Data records
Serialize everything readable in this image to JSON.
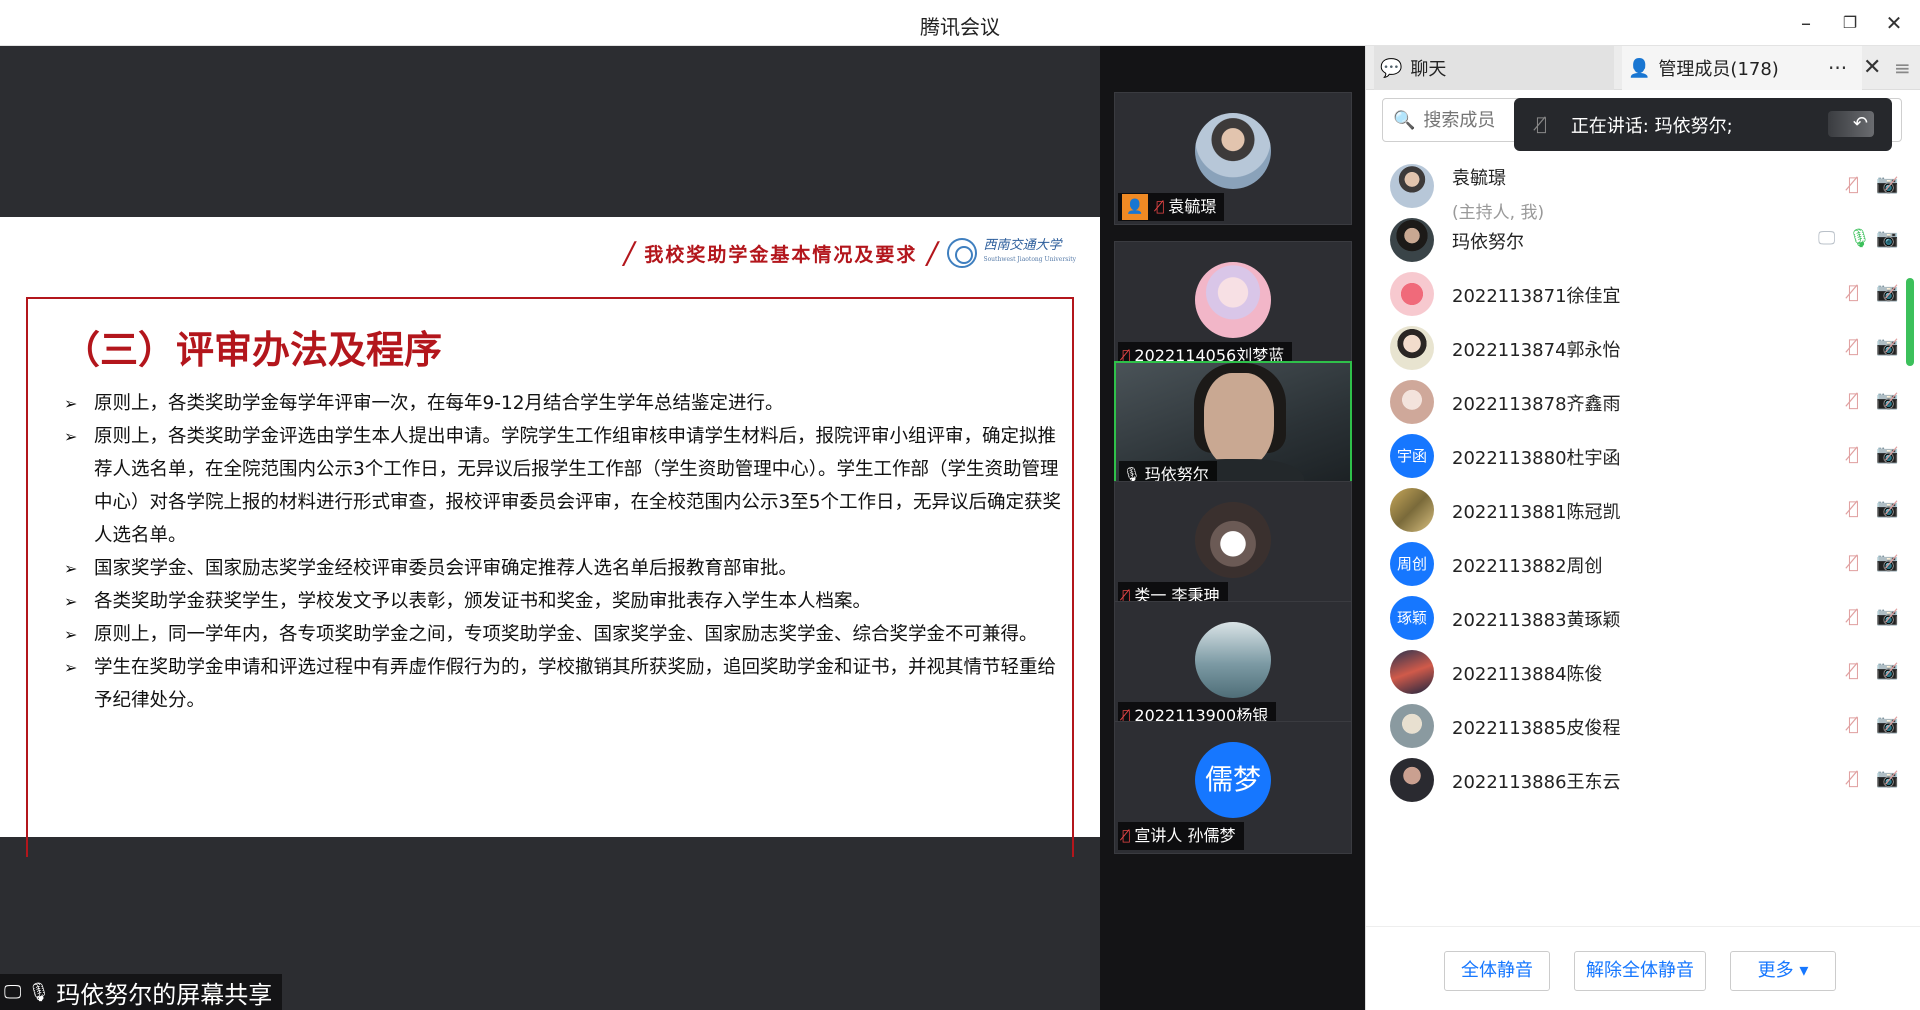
{
  "window": {
    "title": "腾讯会议",
    "minimize": "–",
    "restore": "❐",
    "close": "✕"
  },
  "slide": {
    "header_text": "我校奖助学金基本情况及要求",
    "logo_text": "西南交通大学",
    "logo_sub": "Southwest Jiaotong University",
    "section_title": "（三）评审办法及程序",
    "bullets": [
      "原则上，各类奖助学金每学年评审一次，在每年9-12月结合学生学年总结鉴定进行。",
      "原则上，各类奖助学金评选由学生本人提出申请。学院学生工作组审核申请学生材料后，报院评审小组评审，确定拟推荐人选名单，在全院范围内公示3个工作日，无异议后报学生工作部（学生资助管理中心）。学生工作部（学生资助管理中心）对各学院上报的材料进行形式审查，报校评审委员会评审，在全校范围内公示3至5个工作日，无异议后确定获奖人选名单。",
      "国家奖学金、国家励志奖学金经校评审委员会评审确定推荐人选名单后报教育部审批。",
      "各类奖助学金获奖学生，学校发文予以表彰，颁发证书和奖金，奖励审批表存入学生本人档案。",
      "原则上，同一学年内，各专项奖助学金之间，专项奖助学金、国家奖学金、国家励志奖学金、综合奖学金不可兼得。",
      "学生在奖助学金申请和评选过程中有弄虚作假行为的，学校撤销其所获奖励，追回奖助学金和证书，并视其情节轻重给予纪律处分。"
    ]
  },
  "share_bar": {
    "label": "玛依努尔的屏幕共享"
  },
  "video_tiles": [
    {
      "name": "袁毓璟",
      "host": true,
      "mic": "off"
    },
    {
      "name": "2022114056刘梦蓝",
      "host": false,
      "mic": "off"
    },
    {
      "name": "玛依努尔",
      "host": false,
      "mic": "on",
      "active": true
    },
    {
      "name": "类一 李秉珅",
      "host": false,
      "mic": "off"
    },
    {
      "name": "2022113900杨银",
      "host": false,
      "mic": "off"
    },
    {
      "name": "宣讲人 孙儒梦",
      "host": false,
      "mic": "off",
      "avatar_text": "儒梦"
    }
  ],
  "panel": {
    "tab_chat": "聊天",
    "tab_members": "管理成员(178)",
    "more": "···",
    "close": "✕",
    "menu": "≡",
    "search_placeholder": "搜索成员",
    "speaking": "正在讲话: 玛依努尔;",
    "members": [
      {
        "name": "袁毓璟",
        "sub": "(主持人, 我)"
      },
      {
        "name": "玛依努尔",
        "speaking": true
      },
      {
        "name": "2022113871徐佳宜"
      },
      {
        "name": "2022113874郭永怡"
      },
      {
        "name": "2022113878齐鑫雨"
      },
      {
        "name": "2022113880杜宇函",
        "avatar_text": "宇函"
      },
      {
        "name": "2022113881陈冠凯"
      },
      {
        "name": "2022113882周创",
        "avatar_text": "周创"
      },
      {
        "name": "2022113883黄琢颖",
        "avatar_text": "琢颖"
      },
      {
        "name": "2022113884陈俊"
      },
      {
        "name": "2022113885皮俊程"
      },
      {
        "name": "2022113886王东云"
      }
    ],
    "btn_mute_all": "全体静音",
    "btn_unmute_all": "解除全体静音",
    "btn_more": "更多 ▾"
  },
  "colors": {
    "accent": "#1677ff",
    "slide_red": "#b3161c",
    "active_green": "#2fc04a"
  }
}
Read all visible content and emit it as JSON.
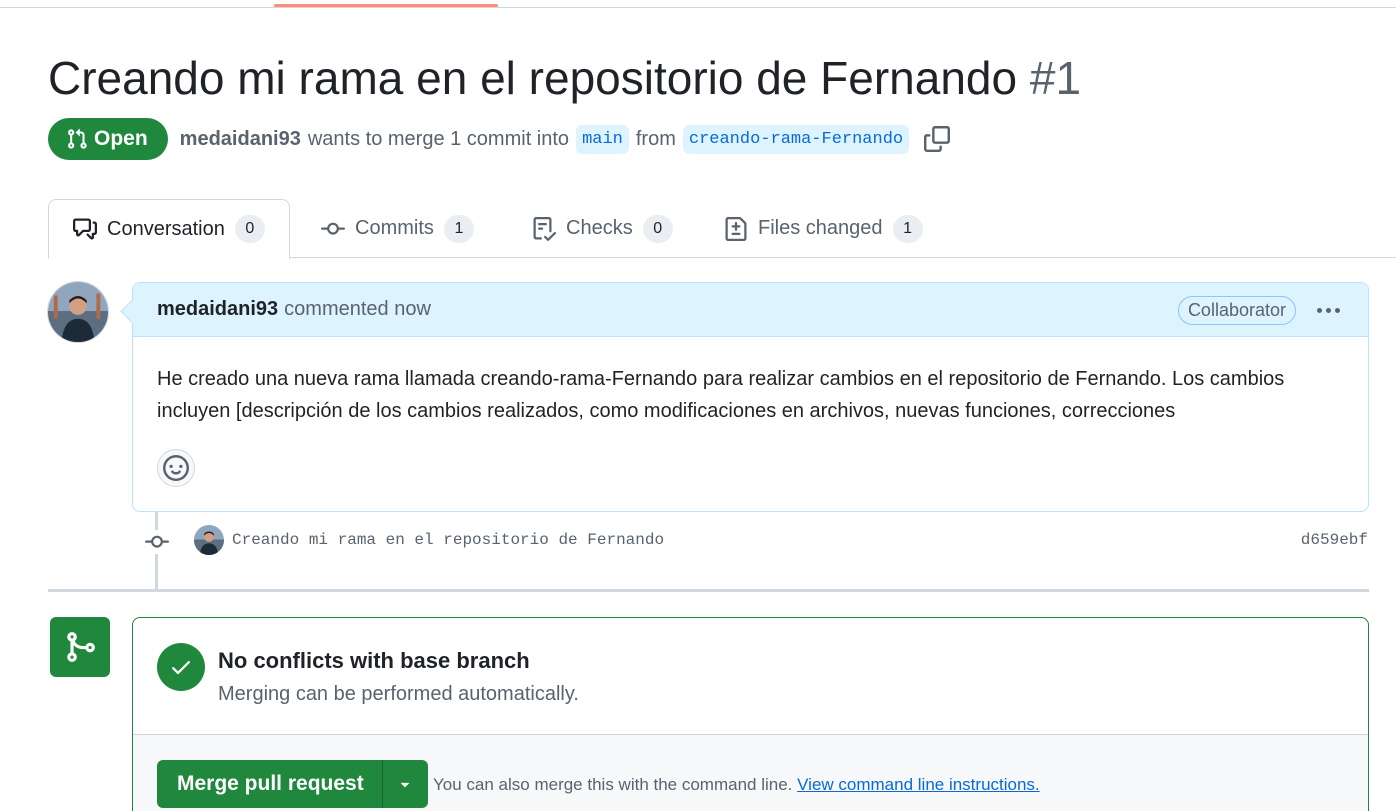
{
  "pull_request": {
    "title": "Creando mi rama en el repositorio de Fernando",
    "number": "#1",
    "state": "Open",
    "author": "medaidani93",
    "merge_text_1": "wants to merge 1 commit into",
    "base_branch": "main",
    "merge_text_2": "from",
    "head_branch": "creando-rama-Fernando"
  },
  "tabs": [
    {
      "label": "Conversation",
      "count": "0",
      "icon": "comment-discussion-icon",
      "selected": true
    },
    {
      "label": "Commits",
      "count": "1",
      "icon": "git-commit-icon"
    },
    {
      "label": "Checks",
      "count": "0",
      "icon": "checklist-icon"
    },
    {
      "label": "Files changed",
      "count": "1",
      "icon": "file-diff-icon"
    }
  ],
  "comment": {
    "author": "medaidani93",
    "action": "commented now",
    "role": "Collaborator",
    "body": "He creado una nueva rama llamada creando-rama-Fernando para realizar cambios en el repositorio de Fernando. Los cambios incluyen [descripción de los cambios realizados, como modificaciones en archivos, nuevas funciones, correcciones"
  },
  "commit": {
    "message": "Creando mi rama en el repositorio de Fernando",
    "sha": "d659ebf"
  },
  "merge": {
    "status_title": "No conflicts with base branch",
    "status_subtitle": "Merging can be performed automatically.",
    "button_label": "Merge pull request",
    "hint_text": "You can also merge this with the command line.",
    "hint_link": "View command line instructions."
  },
  "colors": {
    "success": "#1f883d",
    "accent": "#0969da",
    "comment_header": "#ddf4ff",
    "tab_underline": "#fd8c73"
  }
}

What to work on
Will you restate every entry word for word and omit the images?

Result of this task
Serialize everything readable in this image to JSON.
{
  "window": {
    "title": "腾讯会议",
    "minimize": "–",
    "restore": "❐",
    "close": "✕"
  },
  "slide": {
    "header_text": "我校奖助学金基本情况及要求",
    "logo_text": "西南交通大学",
    "logo_sub": "Southwest Jiaotong University",
    "section_title": "（三）评审办法及程序",
    "bullets": [
      "原则上，各类奖助学金每学年评审一次，在每年9-12月结合学生学年总结鉴定进行。",
      "原则上，各类奖助学金评选由学生本人提出申请。学院学生工作组审核申请学生材料后，报院评审小组评审，确定拟推荐人选名单，在全院范围内公示3个工作日，无异议后报学生工作部（学生资助管理中心）。学生工作部（学生资助管理中心）对各学院上报的材料进行形式审查，报校评审委员会评审，在全校范围内公示3至5个工作日，无异议后确定获奖人选名单。",
      "国家奖学金、国家励志奖学金经校评审委员会评审确定推荐人选名单后报教育部审批。",
      "各类奖助学金获奖学生，学校发文予以表彰，颁发证书和奖金，奖励审批表存入学生本人档案。",
      "原则上，同一学年内，各专项奖助学金之间，专项奖助学金、国家奖学金、国家励志奖学金、综合奖学金不可兼得。",
      "学生在奖助学金申请和评选过程中有弄虚作假行为的，学校撤销其所获奖励，追回奖助学金和证书，并视其情节轻重给予纪律处分。"
    ]
  },
  "share_bar": {
    "label": "玛依努尔的屏幕共享"
  },
  "video_tiles": [
    {
      "name": "袁毓璟",
      "host": true,
      "mic": "off"
    },
    {
      "name": "2022114056刘梦蓝",
      "host": false,
      "mic": "off"
    },
    {
      "name": "玛依努尔",
      "host": false,
      "mic": "on",
      "active": true
    },
    {
      "name": "类一 李秉珅",
      "host": false,
      "mic": "off"
    },
    {
      "name": "2022113900杨银",
      "host": false,
      "mic": "off"
    },
    {
      "name": "宣讲人 孙儒梦",
      "host": false,
      "mic": "off",
      "avatar_text": "儒梦"
    }
  ],
  "panel": {
    "tab_chat": "聊天",
    "tab_members": "管理成员(178)",
    "more": "···",
    "close": "✕",
    "menu": "≡",
    "search_placeholder": "搜索成员",
    "speaking": "正在讲话: 玛依努尔;",
    "members": [
      {
        "name": "袁毓璟",
        "sub": "(主持人, 我)"
      },
      {
        "name": "玛依努尔",
        "speaking": true
      },
      {
        "name": "2022113871徐佳宜"
      },
      {
        "name": "2022113874郭永怡"
      },
      {
        "name": "2022113878齐鑫雨"
      },
      {
        "name": "2022113880杜宇函",
        "avatar_text": "宇函"
      },
      {
        "name": "2022113881陈冠凯"
      },
      {
        "name": "2022113882周创",
        "avatar_text": "周创"
      },
      {
        "name": "2022113883黄琢颖",
        "avatar_text": "琢颖"
      },
      {
        "name": "2022113884陈俊"
      },
      {
        "name": "2022113885皮俊程"
      },
      {
        "name": "2022113886王东云"
      }
    ],
    "btn_mute_all": "全体静音",
    "btn_unmute_all": "解除全体静音",
    "btn_more": "更多 ▾"
  },
  "colors": {
    "accent": "#1677ff",
    "slide_red": "#b3161c",
    "active_green": "#2fc04a"
  }
}
Read all visible content and emit it as JSON.
{
  "pull_request": {
    "title": "Creando mi rama en el repositorio de Fernando",
    "number": "#1",
    "state": "Open",
    "author": "medaidani93",
    "merge_text_1": "wants to merge 1 commit into",
    "base_branch": "main",
    "merge_text_2": "from",
    "head_branch": "creando-rama-Fernando"
  },
  "tabs": [
    {
      "label": "Conversation",
      "count": "0",
      "icon": "comment-discussion-icon",
      "selected": true
    },
    {
      "label": "Commits",
      "count": "1",
      "icon": "git-commit-icon"
    },
    {
      "label": "Checks",
      "count": "0",
      "icon": "checklist-icon"
    },
    {
      "label": "Files changed",
      "count": "1",
      "icon": "file-diff-icon"
    }
  ],
  "comment": {
    "author": "medaidani93",
    "action": "commented now",
    "role": "Collaborator",
    "body": "He creado una nueva rama llamada creando-rama-Fernando para realizar cambios en el repositorio de Fernando. Los cambios incluyen [descripción de los cambios realizados, como modificaciones en archivos, nuevas funciones, correcciones"
  },
  "commit": {
    "message": "Creando mi rama en el repositorio de Fernando",
    "sha": "d659ebf"
  },
  "merge": {
    "status_title": "No conflicts with base branch",
    "status_subtitle": "Merging can be performed automatically.",
    "button_label": "Merge pull request",
    "hint_text": "You can also merge this with the command line.",
    "hint_link": "View command line instructions."
  },
  "colors": {
    "success": "#1f883d",
    "accent": "#0969da",
    "comment_header": "#ddf4ff",
    "tab_underline": "#fd8c73"
  }
}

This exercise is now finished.